**Goal of the exercise**
Each line that follows should be printed again exactly as it stands.

**Given records**
■ ■ ■ ■

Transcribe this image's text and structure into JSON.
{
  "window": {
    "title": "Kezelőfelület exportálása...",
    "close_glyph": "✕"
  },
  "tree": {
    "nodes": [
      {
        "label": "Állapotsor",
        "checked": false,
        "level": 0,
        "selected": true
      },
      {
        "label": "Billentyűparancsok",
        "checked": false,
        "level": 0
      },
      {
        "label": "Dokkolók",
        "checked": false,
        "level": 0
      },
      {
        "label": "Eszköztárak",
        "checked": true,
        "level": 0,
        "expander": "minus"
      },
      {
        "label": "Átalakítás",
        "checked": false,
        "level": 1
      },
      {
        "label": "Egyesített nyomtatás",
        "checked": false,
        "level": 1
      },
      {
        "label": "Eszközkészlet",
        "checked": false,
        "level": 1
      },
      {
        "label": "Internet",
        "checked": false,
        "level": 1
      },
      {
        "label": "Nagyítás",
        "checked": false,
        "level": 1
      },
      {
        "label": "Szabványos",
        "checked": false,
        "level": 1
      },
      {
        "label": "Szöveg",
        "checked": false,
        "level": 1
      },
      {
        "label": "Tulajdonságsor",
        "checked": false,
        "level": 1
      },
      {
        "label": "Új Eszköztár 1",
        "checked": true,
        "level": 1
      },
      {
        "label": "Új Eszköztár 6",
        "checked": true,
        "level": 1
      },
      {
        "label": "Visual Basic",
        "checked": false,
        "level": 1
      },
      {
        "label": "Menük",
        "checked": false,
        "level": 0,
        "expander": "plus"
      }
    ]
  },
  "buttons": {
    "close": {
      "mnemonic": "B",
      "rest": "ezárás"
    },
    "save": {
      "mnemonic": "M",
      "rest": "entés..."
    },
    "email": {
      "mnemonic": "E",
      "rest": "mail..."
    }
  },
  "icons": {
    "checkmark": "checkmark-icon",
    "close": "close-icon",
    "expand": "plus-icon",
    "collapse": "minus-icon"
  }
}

■ ■ ■ ■

**Output of the task**
Transcribe this image's text and structure into JSON.
{
  "window": {
    "title": "Kezelőfelület exportálása...",
    "close_glyph": "✕"
  },
  "tree": {
    "nodes": [
      {
        "label": "Állapotsor",
        "checked": false,
        "level": 0,
        "selected": true
      },
      {
        "label": "Billentyűparancsok",
        "checked": false,
        "level": 0
      },
      {
        "label": "Dokkolók",
        "checked": false,
        "level": 0
      },
      {
        "label": "Eszköztárak",
        "checked": true,
        "level": 0,
        "expander": "minus"
      },
      {
        "label": "Átalakítás",
        "checked": false,
        "level": 1
      },
      {
        "label": "Egyesített nyomtatás",
        "checked": false,
        "level": 1
      },
      {
        "label": "Eszközkészlet",
        "checked": false,
        "level": 1
      },
      {
        "label": "Internet",
        "checked": false,
        "level": 1
      },
      {
        "label": "Nagyítás",
        "checked": false,
        "level": 1
      },
      {
        "label": "Szabványos",
        "checked": false,
        "level": 1
      },
      {
        "label": "Szöveg",
        "checked": false,
        "level": 1
      },
      {
        "label": "Tulajdonságsor",
        "checked": false,
        "level": 1
      },
      {
        "label": "Új Eszköztár 1",
        "checked": true,
        "level": 1
      },
      {
        "label": "Új Eszköztár 6",
        "checked": true,
        "level": 1
      },
      {
        "label": "Visual Basic",
        "checked": false,
        "level": 1
      },
      {
        "label": "Menük",
        "checked": false,
        "level": 0,
        "expander": "plus"
      }
    ]
  },
  "buttons": {
    "close": {
      "mnemonic": "B",
      "rest": "ezárás"
    },
    "save": {
      "mnemonic": "M",
      "rest": "entés..."
    },
    "email": {
      "mnemonic": "E",
      "rest": "mail..."
    }
  },
  "icons": {
    "checkmark": "checkmark-icon",
    "close": "close-icon",
    "expand": "plus-icon",
    "collapse": "minus-icon"
  }
}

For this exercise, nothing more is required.